Saved data entries
'''

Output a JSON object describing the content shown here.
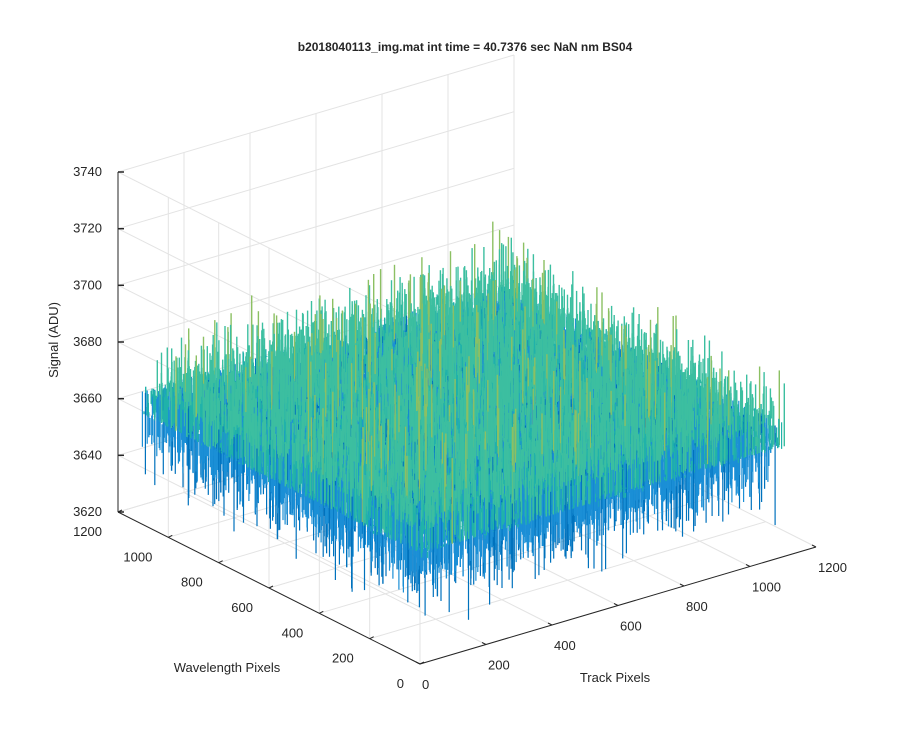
{
  "chart_data": {
    "type": "surface",
    "title": "b2018040113_img.mat int time = 40.7376 sec  NaN nm BS04",
    "zlabel": "Signal (ADU)",
    "xlabel": "Track Pixels",
    "ylabel": "Wavelength Pixels",
    "zlim": [
      3620,
      3740
    ],
    "xlim": [
      0,
      1200
    ],
    "ylim": [
      0,
      1200
    ],
    "z_ticks": [
      "3620",
      "3640",
      "3660",
      "3680",
      "3700",
      "3720",
      "3740"
    ],
    "x_ticks": [
      "0",
      "200",
      "400",
      "600",
      "800",
      "1000",
      "1200"
    ],
    "y_ticks": [
      "0",
      "200",
      "400",
      "600",
      "800",
      "1000",
      "1200"
    ],
    "data_extent": {
      "track_pixels": [
        0,
        1100
      ],
      "wavelength_pixels": [
        0,
        1100
      ]
    },
    "signal_range": [
      3628,
      3728
    ],
    "signal_mean": 3665,
    "grid": true,
    "colors": [
      "#0072bd",
      "#1b8fd6",
      "#20b2aa",
      "#3cbfa0",
      "#8cc063",
      "#d8b93a",
      "#edb120"
    ]
  }
}
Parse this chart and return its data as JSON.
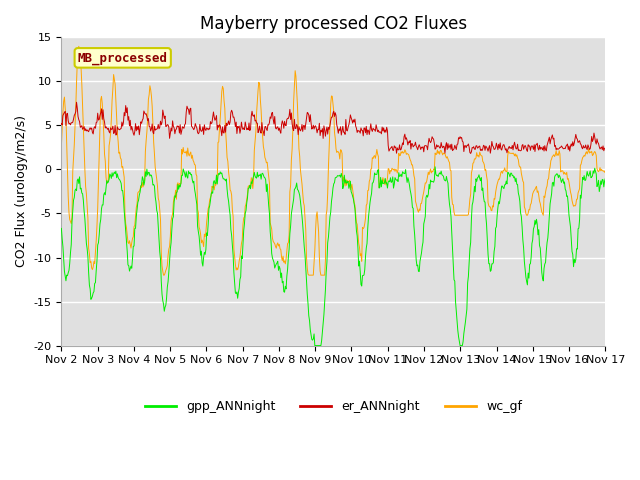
{
  "title": "Mayberry processed CO2 Fluxes",
  "ylabel": "CO2 Flux (urology/m2/s)",
  "n_days": 15,
  "ylim": [
    -20,
    15
  ],
  "yticks": [
    -20,
    -15,
    -10,
    -5,
    0,
    5,
    10,
    15
  ],
  "x_tick_labels": [
    "Nov 2",
    "Nov 3",
    "Nov 4",
    "Nov 5",
    "Nov 6",
    "Nov 7",
    "Nov 8",
    "Nov 9",
    "Nov 10",
    "Nov 11",
    "Nov 12",
    "Nov 13",
    "Nov 14",
    "Nov 15",
    "Nov 16",
    "Nov 17"
  ],
  "annotation_text": "MB_processed",
  "annotation_color": "#8B0000",
  "annotation_bg": "#FFFFCC",
  "annotation_edge": "#CCCC00",
  "bg_color": "#E0E0E0",
  "grid_color": "#FFFFFF",
  "line_colors": {
    "gpp": "#00EE00",
    "er": "#CC0000",
    "wc": "#FFA500"
  },
  "legend_labels": [
    "gpp_ANNnight",
    "er_ANNnight",
    "wc_gf"
  ],
  "legend_colors": [
    "#00EE00",
    "#CC0000",
    "#FFA500"
  ],
  "title_fontsize": 12,
  "label_fontsize": 9,
  "tick_fontsize": 8
}
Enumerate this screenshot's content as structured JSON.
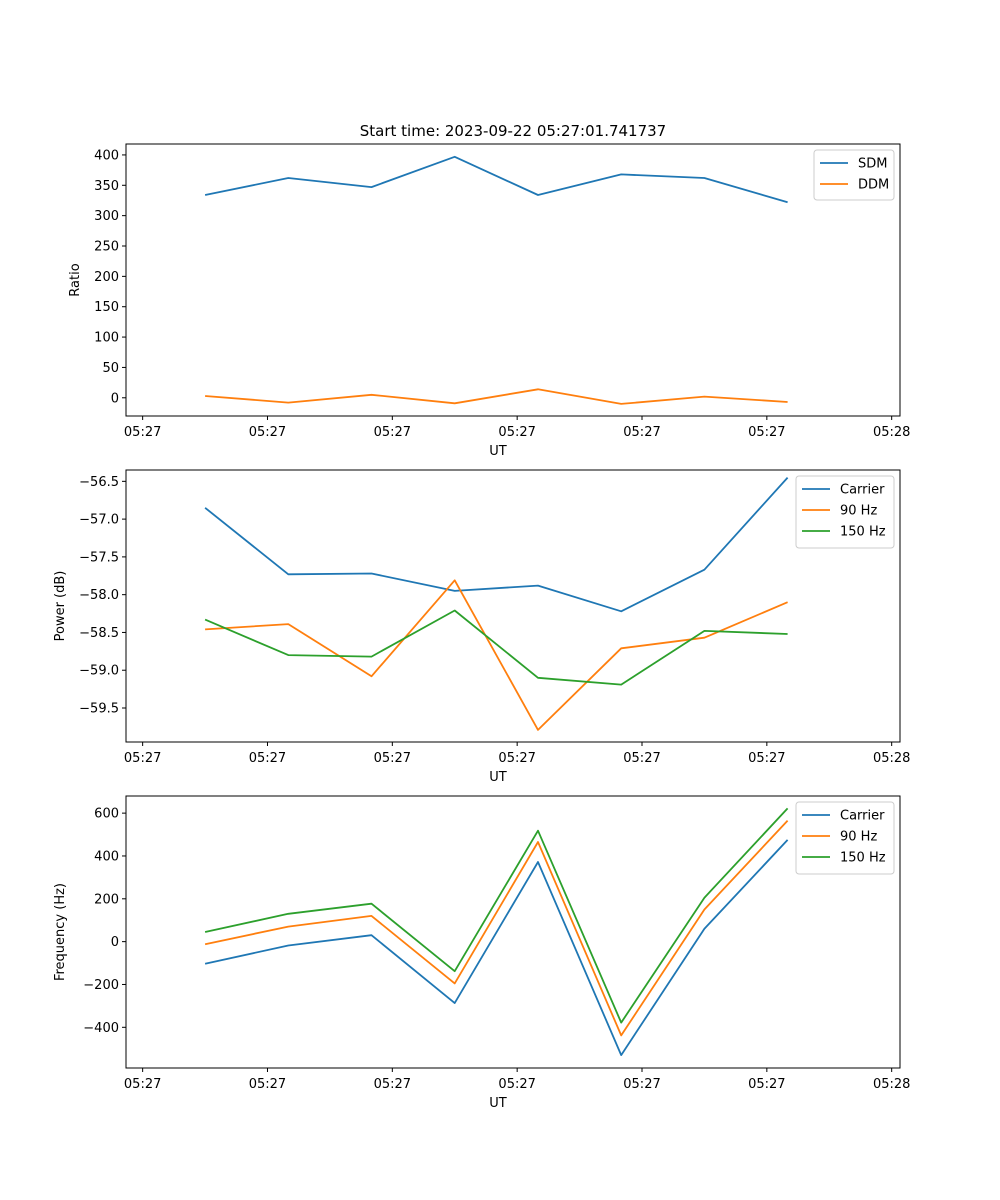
{
  "title": "Start time: 2023-09-22 05:27:01.741737",
  "colors": {
    "c0": "#1f77b4",
    "c1": "#ff7f0e",
    "c2": "#2ca02c"
  },
  "chart_data": [
    {
      "type": "line",
      "xlabel": "UT",
      "ylabel": "Ratio",
      "ylim": [
        -30,
        418
      ],
      "yticks": [
        0,
        50,
        100,
        150,
        200,
        250,
        300,
        350,
        400
      ],
      "xlim": [
        -0.2,
        9.1
      ],
      "xtick_positions": [
        0,
        1.5,
        3,
        4.5,
        6,
        7.5,
        9
      ],
      "xtick_labels": [
        "05:27",
        "05:27",
        "05:27",
        "05:27",
        "05:27",
        "05:27",
        "05:28"
      ],
      "x": [
        0.75,
        1.75,
        2.75,
        3.75,
        4.75,
        5.75,
        6.75,
        7.75
      ],
      "legend_location": "upper right",
      "series": [
        {
          "name": "SDM",
          "color": "#1f77b4",
          "values": [
            334,
            362,
            347,
            397,
            334,
            368,
            362,
            322
          ]
        },
        {
          "name": "DDM",
          "color": "#ff7f0e",
          "values": [
            3,
            -8,
            5,
            -9,
            14,
            -10,
            2,
            -7
          ]
        }
      ]
    },
    {
      "type": "line",
      "xlabel": "UT",
      "ylabel": "Power (dB)",
      "ylim": [
        -59.95,
        -56.35
      ],
      "yticks": [
        -59.5,
        -59.0,
        -58.5,
        -58.0,
        -57.5,
        -57.0,
        -56.5
      ],
      "ytick_labels": [
        "−59.5",
        "−59.0",
        "−58.5",
        "−58.0",
        "−57.5",
        "−57.0",
        "−56.5"
      ],
      "xlim": [
        -0.2,
        9.1
      ],
      "xtick_positions": [
        0,
        1.5,
        3,
        4.5,
        6,
        7.5,
        9
      ],
      "xtick_labels": [
        "05:27",
        "05:27",
        "05:27",
        "05:27",
        "05:27",
        "05:27",
        "05:28"
      ],
      "x": [
        0.75,
        1.75,
        2.75,
        3.75,
        4.75,
        5.75,
        6.75,
        7.75
      ],
      "legend_location": "upper right",
      "series": [
        {
          "name": "Carrier",
          "color": "#1f77b4",
          "values": [
            -56.85,
            -57.73,
            -57.72,
            -57.95,
            -57.88,
            -58.22,
            -57.67,
            -56.45
          ]
        },
        {
          "name": "90 Hz",
          "color": "#ff7f0e",
          "values": [
            -58.46,
            -58.39,
            -59.08,
            -57.81,
            -59.79,
            -58.71,
            -58.57,
            -58.1
          ]
        },
        {
          "name": "150 Hz",
          "color": "#2ca02c",
          "values": [
            -58.33,
            -58.8,
            -58.82,
            -58.21,
            -59.1,
            -59.19,
            -58.48,
            -58.52
          ]
        }
      ]
    },
    {
      "type": "line",
      "xlabel": "UT",
      "ylabel": "Frequency (Hz)",
      "ylim": [
        -590,
        680
      ],
      "yticks": [
        -400,
        -200,
        0,
        200,
        400,
        600
      ],
      "ytick_labels": [
        "−400",
        "−200",
        "0",
        "200",
        "400",
        "600"
      ],
      "xlim": [
        -0.2,
        9.1
      ],
      "xtick_positions": [
        0,
        1.5,
        3,
        4.5,
        6,
        7.5,
        9
      ],
      "xtick_labels": [
        "05:27",
        "05:27",
        "05:27",
        "05:27",
        "05:27",
        "05:27",
        "05:28"
      ],
      "x": [
        0.75,
        1.75,
        2.75,
        3.75,
        4.75,
        5.75,
        6.75,
        7.75
      ],
      "legend_location": "upper right",
      "series": [
        {
          "name": "Carrier",
          "color": "#1f77b4",
          "values": [
            -103,
            -18,
            30,
            -287,
            372,
            -530,
            60,
            475
          ]
        },
        {
          "name": "90 Hz",
          "color": "#ff7f0e",
          "values": [
            -12,
            70,
            120,
            -195,
            465,
            -438,
            150,
            565
          ]
        },
        {
          "name": "150 Hz",
          "color": "#2ca02c",
          "values": [
            45,
            130,
            177,
            -138,
            518,
            -378,
            205,
            622
          ]
        }
      ]
    }
  ]
}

'''

Work to complete =
Print every entry above again without changing a word, and omit the pictures.

Task output =
Output a JSON object describing the content shown here.
{
  "chart_data": {
    "type": "surface",
    "title": "b2018040113_img.mat int time = 40.7376 sec  NaN nm BS04",
    "zlabel": "Signal (ADU)",
    "xlabel": "Track Pixels",
    "ylabel": "Wavelength Pixels",
    "zlim": [
      3620,
      3740
    ],
    "xlim": [
      0,
      1200
    ],
    "ylim": [
      0,
      1200
    ],
    "z_ticks": [
      "3620",
      "3640",
      "3660",
      "3680",
      "3700",
      "3720",
      "3740"
    ],
    "x_ticks": [
      "0",
      "200",
      "400",
      "600",
      "800",
      "1000",
      "1200"
    ],
    "y_ticks": [
      "0",
      "200",
      "400",
      "600",
      "800",
      "1000",
      "1200"
    ],
    "data_extent": {
      "track_pixels": [
        0,
        1100
      ],
      "wavelength_pixels": [
        0,
        1100
      ]
    },
    "signal_range": [
      3628,
      3728
    ],
    "signal_mean": 3665,
    "grid": true,
    "colors": [
      "#0072bd",
      "#1b8fd6",
      "#20b2aa",
      "#3cbfa0",
      "#8cc063",
      "#d8b93a",
      "#edb120"
    ]
  }
}
Parse this chart and return its data as JSON.
{
  "title": "Mayberry processed CO2 Fluxes",
  "ylabel": "CO2 Flux (urology/m2/s)",
  "n_days": 15,
  "ylim": [
    -20,
    15
  ],
  "yticks": [
    -20,
    -15,
    -10,
    -5,
    0,
    5,
    10,
    15
  ],
  "x_tick_labels": [
    "Nov 2",
    "Nov 3",
    "Nov 4",
    "Nov 5",
    "Nov 6",
    "Nov 7",
    "Nov 8",
    "Nov 9",
    "Nov 10",
    "Nov 11",
    "Nov 12",
    "Nov 13",
    "Nov 14",
    "Nov 15",
    "Nov 16",
    "Nov 17"
  ],
  "annotation_text": "MB_processed",
  "annotation_color": "#8B0000",
  "annotation_bg": "#FFFFCC",
  "annotation_edge": "#CCCC00",
  "bg_color": "#E0E0E0",
  "grid_color": "#FFFFFF",
  "line_colors": {
    "gpp": "#00EE00",
    "er": "#CC0000",
    "wc": "#FFA500"
  },
  "legend_labels": [
    "gpp_ANNnight",
    "er_ANNnight",
    "wc_gf"
  ],
  "legend_colors": [
    "#00EE00",
    "#CC0000",
    "#FFA500"
  ],
  "title_fontsize": 12,
  "label_fontsize": 9,
  "tick_fontsize": 8
}
Enumerate this screenshot's content as structured JSON.
{
  "title": "Start time: 2023-09-22 05:27:01.741737",
  "colors": {
    "c0": "#1f77b4",
    "c1": "#ff7f0e",
    "c2": "#2ca02c"
  },
  "chart_data": [
    {
      "type": "line",
      "xlabel": "UT",
      "ylabel": "Ratio",
      "ylim": [
        -30,
        418
      ],
      "yticks": [
        0,
        50,
        100,
        150,
        200,
        250,
        300,
        350,
        400
      ],
      "xlim": [
        -0.2,
        9.1
      ],
      "xtick_positions": [
        0,
        1.5,
        3,
        4.5,
        6,
        7.5,
        9
      ],
      "xtick_labels": [
        "05:27",
        "05:27",
        "05:27",
        "05:27",
        "05:27",
        "05:27",
        "05:28"
      ],
      "x": [
        0.75,
        1.75,
        2.75,
        3.75,
        4.75,
        5.75,
        6.75,
        7.75
      ],
      "legend_location": "upper right",
      "series": [
        {
          "name": "SDM",
          "color": "#1f77b4",
          "values": [
            334,
            362,
            347,
            397,
            334,
            368,
            362,
            322
          ]
        },
        {
          "name": "DDM",
          "color": "#ff7f0e",
          "values": [
            3,
            -8,
            5,
            -9,
            14,
            -10,
            2,
            -7
          ]
        }
      ]
    },
    {
      "type": "line",
      "xlabel": "UT",
      "ylabel": "Power (dB)",
      "ylim": [
        -59.95,
        -56.35
      ],
      "yticks": [
        -59.5,
        -59.0,
        -58.5,
        -58.0,
        -57.5,
        -57.0,
        -56.5
      ],
      "ytick_labels": [
        "−59.5",
        "−59.0",
        "−58.5",
        "−58.0",
        "−57.5",
        "−57.0",
        "−56.5"
      ],
      "xlim": [
        -0.2,
        9.1
      ],
      "xtick_positions": [
        0,
        1.5,
        3,
        4.5,
        6,
        7.5,
        9
      ],
      "xtick_labels": [
        "05:27",
        "05:27",
        "05:27",
        "05:27",
        "05:27",
        "05:27",
        "05:28"
      ],
      "x": [
        0.75,
        1.75,
        2.75,
        3.75,
        4.75,
        5.75,
        6.75,
        7.75
      ],
      "legend_location": "upper right",
      "series": [
        {
          "name": "Carrier",
          "color": "#1f77b4",
          "values": [
            -56.85,
            -57.73,
            -57.72,
            -57.95,
            -57.88,
            -58.22,
            -57.67,
            -56.45
          ]
        },
        {
          "name": "90 Hz",
          "color": "#ff7f0e",
          "values": [
            -58.46,
            -58.39,
            -59.08,
            -57.81,
            -59.79,
            -58.71,
            -58.57,
            -58.1
          ]
        },
        {
          "name": "150 Hz",
          "color": "#2ca02c",
          "values": [
            -58.33,
            -58.8,
            -58.82,
            -58.21,
            -59.1,
            -59.19,
            -58.48,
            -58.52
          ]
        }
      ]
    },
    {
      "type": "line",
      "xlabel": "UT",
      "ylabel": "Frequency (Hz)",
      "ylim": [
        -590,
        680
      ],
      "yticks": [
        -400,
        -200,
        0,
        200,
        400,
        600
      ],
      "ytick_labels": [
        "−400",
        "−200",
        "0",
        "200",
        "400",
        "600"
      ],
      "xlim": [
        -0.2,
        9.1
      ],
      "xtick_positions": [
        0,
        1.5,
        3,
        4.5,
        6,
        7.5,
        9
      ],
      "xtick_labels": [
        "05:27",
        "05:27",
        "05:27",
        "05:27",
        "05:27",
        "05:27",
        "05:28"
      ],
      "x": [
        0.75,
        1.75,
        2.75,
        3.75,
        4.75,
        5.75,
        6.75,
        7.75
      ],
      "legend_location": "upper right",
      "series": [
        {
          "name": "Carrier",
          "color": "#1f77b4",
          "values": [
            -103,
            -18,
            30,
            -287,
            372,
            -530,
            60,
            475
          ]
        },
        {
          "name": "90 Hz",
          "color": "#ff7f0e",
          "values": [
            -12,
            70,
            120,
            -195,
            465,
            -438,
            150,
            565
          ]
        },
        {
          "name": "150 Hz",
          "color": "#2ca02c",
          "values": [
            45,
            130,
            177,
            -138,
            518,
            -378,
            205,
            622
          ]
        }
      ]
    }
  ]
}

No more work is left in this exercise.